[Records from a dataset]
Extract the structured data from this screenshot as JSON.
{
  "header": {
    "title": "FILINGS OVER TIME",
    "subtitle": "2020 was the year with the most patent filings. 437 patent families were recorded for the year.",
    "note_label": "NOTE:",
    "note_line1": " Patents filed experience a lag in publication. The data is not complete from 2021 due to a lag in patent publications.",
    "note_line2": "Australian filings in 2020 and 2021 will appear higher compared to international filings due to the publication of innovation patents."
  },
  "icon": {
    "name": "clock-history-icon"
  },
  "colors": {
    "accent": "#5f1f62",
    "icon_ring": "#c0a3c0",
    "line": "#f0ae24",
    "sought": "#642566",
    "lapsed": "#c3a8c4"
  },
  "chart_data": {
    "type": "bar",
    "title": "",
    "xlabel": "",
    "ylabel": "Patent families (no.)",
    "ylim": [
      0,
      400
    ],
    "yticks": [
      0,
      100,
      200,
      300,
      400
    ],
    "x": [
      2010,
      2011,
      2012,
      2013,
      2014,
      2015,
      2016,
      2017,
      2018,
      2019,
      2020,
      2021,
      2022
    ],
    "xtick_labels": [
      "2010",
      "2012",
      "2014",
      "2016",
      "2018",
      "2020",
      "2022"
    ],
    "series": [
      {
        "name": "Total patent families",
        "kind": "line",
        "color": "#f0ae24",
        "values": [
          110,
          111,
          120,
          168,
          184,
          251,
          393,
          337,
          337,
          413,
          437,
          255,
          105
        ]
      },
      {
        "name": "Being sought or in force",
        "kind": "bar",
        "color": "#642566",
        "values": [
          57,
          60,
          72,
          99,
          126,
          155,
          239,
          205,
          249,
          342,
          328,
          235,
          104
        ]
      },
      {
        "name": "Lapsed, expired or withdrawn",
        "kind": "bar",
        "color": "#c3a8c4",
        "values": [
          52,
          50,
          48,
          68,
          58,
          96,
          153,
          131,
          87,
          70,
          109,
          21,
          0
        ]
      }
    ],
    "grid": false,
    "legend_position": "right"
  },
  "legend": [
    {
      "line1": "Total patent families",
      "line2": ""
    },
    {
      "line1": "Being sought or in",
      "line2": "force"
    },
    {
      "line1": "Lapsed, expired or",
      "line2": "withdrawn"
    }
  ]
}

_Challenge:_ The records above are to be copied in full, exactly as written.

_Task output:_
Extract the structured data from this screenshot as JSON.
{
  "header": {
    "title": "FILINGS OVER TIME",
    "subtitle": "2020 was the year with the most patent filings. 437 patent families were recorded for the year.",
    "note_label": "NOTE:",
    "note_line1": " Patents filed experience a lag in publication. The data is not complete from 2021 due to a lag in patent publications.",
    "note_line2": "Australian filings in 2020 and 2021 will appear higher compared to international filings due to the publication of innovation patents."
  },
  "icon": {
    "name": "clock-history-icon"
  },
  "colors": {
    "accent": "#5f1f62",
    "icon_ring": "#c0a3c0",
    "line": "#f0ae24",
    "sought": "#642566",
    "lapsed": "#c3a8c4"
  },
  "chart_data": {
    "type": "bar",
    "title": "",
    "xlabel": "",
    "ylabel": "Patent families (no.)",
    "ylim": [
      0,
      400
    ],
    "yticks": [
      0,
      100,
      200,
      300,
      400
    ],
    "x": [
      2010,
      2011,
      2012,
      2013,
      2014,
      2015,
      2016,
      2017,
      2018,
      2019,
      2020,
      2021,
      2022
    ],
    "xtick_labels": [
      "2010",
      "2012",
      "2014",
      "2016",
      "2018",
      "2020",
      "2022"
    ],
    "series": [
      {
        "name": "Total patent families",
        "kind": "line",
        "color": "#f0ae24",
        "values": [
          110,
          111,
          120,
          168,
          184,
          251,
          393,
          337,
          337,
          413,
          437,
          255,
          105
        ]
      },
      {
        "name": "Being sought or in force",
        "kind": "bar",
        "color": "#642566",
        "values": [
          57,
          60,
          72,
          99,
          126,
          155,
          239,
          205,
          249,
          342,
          328,
          235,
          104
        ]
      },
      {
        "name": "Lapsed, expired or withdrawn",
        "kind": "bar",
        "color": "#c3a8c4",
        "values": [
          52,
          50,
          48,
          68,
          58,
          96,
          153,
          131,
          87,
          70,
          109,
          21,
          0
        ]
      }
    ],
    "grid": false,
    "legend_position": "right"
  },
  "legend": [
    {
      "line1": "Total patent families",
      "line2": ""
    },
    {
      "line1": "Being sought or in",
      "line2": "force"
    },
    {
      "line1": "Lapsed, expired or",
      "line2": "withdrawn"
    }
  ]
}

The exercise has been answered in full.